SOURCE DOCUMENT =
----------

When the Media Got it Wrong. Dead Wrong.
This week, WSFA reported on an article in a business publication called Kiplinger. The local media was covering this national magazine’s piece putting Montgomery squarely number one on a list we don’t want to make at all: the American cities where home prices have fallen the most. According to the report, in the past 12 months home prices have fallen by 14%.
REALTORS (this author included) are really up in arms. Because no matter where we look for statistical data, we are not seeing that kind of figure — nothing even close!
SEEKING ACCURATE DATA ABOUT MONTGOMERY HOME SALES
My first research stop was www.FHFA.gov. This is the web site of the Federal Housing Finance Administration, an agency of the federal government and a source generally regarded as a great place to go for reliable information on the state of housing in our nation.
The site has a handy little button called Housing Price Calculator. There, you see a place to input the quarter in which you bought your home, the current quarter to which you want to compare, and your purchase price. The result tells you what your home is worth today — or was worth, if you choose a quarter other than the most recent one.
Kiplinger says their data is for the past year, so I entered Quarter 1 2012 and then added Quarter 1 2013 to compare. For a purchase price I used $100,000. Voila — the calculator displayed $97,594. I’m no math whiz, but even I know that a decline of $2,406 is not 14% of $100,000. Try 2.4% instead.
MONTGOMERY HOME SALES HAVE SAGGED BUT NOT PLUNGED
Next I went to my own trusty spreadsheet, which goes back ages and ages. I use it for market-based blog posts here at MML from time to time. It shows how market has been behaving and is reproduced below. I don’t see a 14% decline in any year. Do you?
Montgomery Market Sales History | |||
Year | Total sold | Avg Price | Median |
6/18/2013 |
1644 |
$ 141,319 | $ 125,900 |
2012 |
3504 |
$ 140,914 | $ 126,000 |
2011 |
2787 |
$ 125,440 | $ 125,000 |
2010 |
3585 |
$ 144,254 | $ 126,000 |
2009 |
3358 |
$ 131,654 | $ 129,000 |
2008 |
3644 |
$ 136,038 | $ 133,900 |
2007 |
5492 |
$ 166,202 | $ 142,500 |
2006 |
5951 |
$ 166,460 | $ 142,000 |
2005 |
6175 |
$ 153,249 | $ 130,230 |
2004 |
5736 |
$ 138,356 | $ 115,900 |
2003 |
4946 |
$ 136,432 | $ 115,850 |
2002 |
4207 |
$ 129,590 | $ 112,000 |
2001 |
3863 |
$ 123,024 | $ 106,900 |
2000 |
3655 |
$ 116,747 | $ 100,000 |
1999 |
3773 |
$ 115,863 | $ 98,500 |
1998 |
3920 |
$ 114,194 | $ 98,137 |
1997 |
3360 |
$ 109,115 | $ 92,325 |
FROM WHOM IN MONTGOMERY DID KIPLINGER GET THEIR FIGURES?

----------

MATERIAL PROVIDED =
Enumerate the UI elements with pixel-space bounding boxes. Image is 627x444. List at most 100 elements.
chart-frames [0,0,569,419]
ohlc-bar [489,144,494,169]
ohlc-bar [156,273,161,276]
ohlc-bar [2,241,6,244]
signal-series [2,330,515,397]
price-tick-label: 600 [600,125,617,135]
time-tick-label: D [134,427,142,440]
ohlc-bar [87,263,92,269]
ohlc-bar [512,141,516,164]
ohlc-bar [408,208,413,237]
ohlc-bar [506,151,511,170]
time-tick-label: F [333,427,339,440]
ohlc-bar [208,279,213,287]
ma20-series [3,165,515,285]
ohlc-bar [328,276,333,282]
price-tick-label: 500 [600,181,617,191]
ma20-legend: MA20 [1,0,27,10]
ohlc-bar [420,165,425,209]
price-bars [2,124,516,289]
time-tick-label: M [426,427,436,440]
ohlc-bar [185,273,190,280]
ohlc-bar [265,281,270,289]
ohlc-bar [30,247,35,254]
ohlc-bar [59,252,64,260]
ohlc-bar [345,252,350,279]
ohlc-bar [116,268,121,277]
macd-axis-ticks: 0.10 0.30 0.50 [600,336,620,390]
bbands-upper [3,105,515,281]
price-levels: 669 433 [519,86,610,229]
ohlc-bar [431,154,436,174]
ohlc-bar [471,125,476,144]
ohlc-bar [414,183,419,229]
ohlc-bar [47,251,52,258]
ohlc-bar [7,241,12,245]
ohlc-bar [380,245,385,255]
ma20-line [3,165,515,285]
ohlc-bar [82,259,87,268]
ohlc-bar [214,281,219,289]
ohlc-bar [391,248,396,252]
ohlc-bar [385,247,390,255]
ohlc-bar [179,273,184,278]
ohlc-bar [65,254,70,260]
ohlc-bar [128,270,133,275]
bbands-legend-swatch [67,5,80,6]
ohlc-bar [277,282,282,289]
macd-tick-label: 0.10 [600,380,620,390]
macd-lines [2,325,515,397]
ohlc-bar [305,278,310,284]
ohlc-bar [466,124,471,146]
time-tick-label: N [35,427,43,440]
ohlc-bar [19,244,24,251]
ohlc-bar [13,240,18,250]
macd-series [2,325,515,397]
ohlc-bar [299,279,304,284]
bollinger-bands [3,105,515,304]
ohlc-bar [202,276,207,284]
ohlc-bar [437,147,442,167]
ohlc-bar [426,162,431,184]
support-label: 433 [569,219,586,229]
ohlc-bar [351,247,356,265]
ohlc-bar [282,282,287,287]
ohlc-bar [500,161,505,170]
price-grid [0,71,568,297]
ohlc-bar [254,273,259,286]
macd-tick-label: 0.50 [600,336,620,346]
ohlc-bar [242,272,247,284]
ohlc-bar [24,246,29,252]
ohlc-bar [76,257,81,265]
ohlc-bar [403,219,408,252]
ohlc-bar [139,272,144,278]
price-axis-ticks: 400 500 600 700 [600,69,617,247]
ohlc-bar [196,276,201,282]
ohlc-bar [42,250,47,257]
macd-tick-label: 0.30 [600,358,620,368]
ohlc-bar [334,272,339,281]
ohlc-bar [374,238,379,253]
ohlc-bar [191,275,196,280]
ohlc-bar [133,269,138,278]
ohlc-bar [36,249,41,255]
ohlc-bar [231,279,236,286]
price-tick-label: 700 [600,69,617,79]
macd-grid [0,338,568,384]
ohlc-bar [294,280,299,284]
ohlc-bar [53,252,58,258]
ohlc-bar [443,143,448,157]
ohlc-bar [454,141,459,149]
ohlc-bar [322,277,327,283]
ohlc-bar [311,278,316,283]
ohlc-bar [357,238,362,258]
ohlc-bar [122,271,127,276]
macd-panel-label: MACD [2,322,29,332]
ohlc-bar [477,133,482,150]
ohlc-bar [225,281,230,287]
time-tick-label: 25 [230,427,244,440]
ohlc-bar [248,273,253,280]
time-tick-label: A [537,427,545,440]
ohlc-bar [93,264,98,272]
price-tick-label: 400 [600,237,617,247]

----------

Rewrite the post on Montgomery home prices, starting with "Kiplinger says their" and going on through "year. Do you?", with "spreadsheet" changed to "workbook". The listing above is separate from the post on Montgomery home prices.

Kiplinger says their data is for the past year, so I entered Quarter 1 2012 and then added Quarter 1 2013 to compare. For a purchase price I used $100,000. Voila — the calculator displayed $97,594. I’m no math whiz, but even I know that a decline of $2,406 is not 14% of $100,000. Try 2.4% instead.
MONTGOMERY HOME SALES HAVE SAGGED BUT NOT PLUNGED
Next I went to my own trusty workbook, which goes back ages and ages. I use it for market-based blog posts here at MML from time to time. It shows how market has been behaving and is reproduced below. I don’t see a 14% decline in any year. Do you?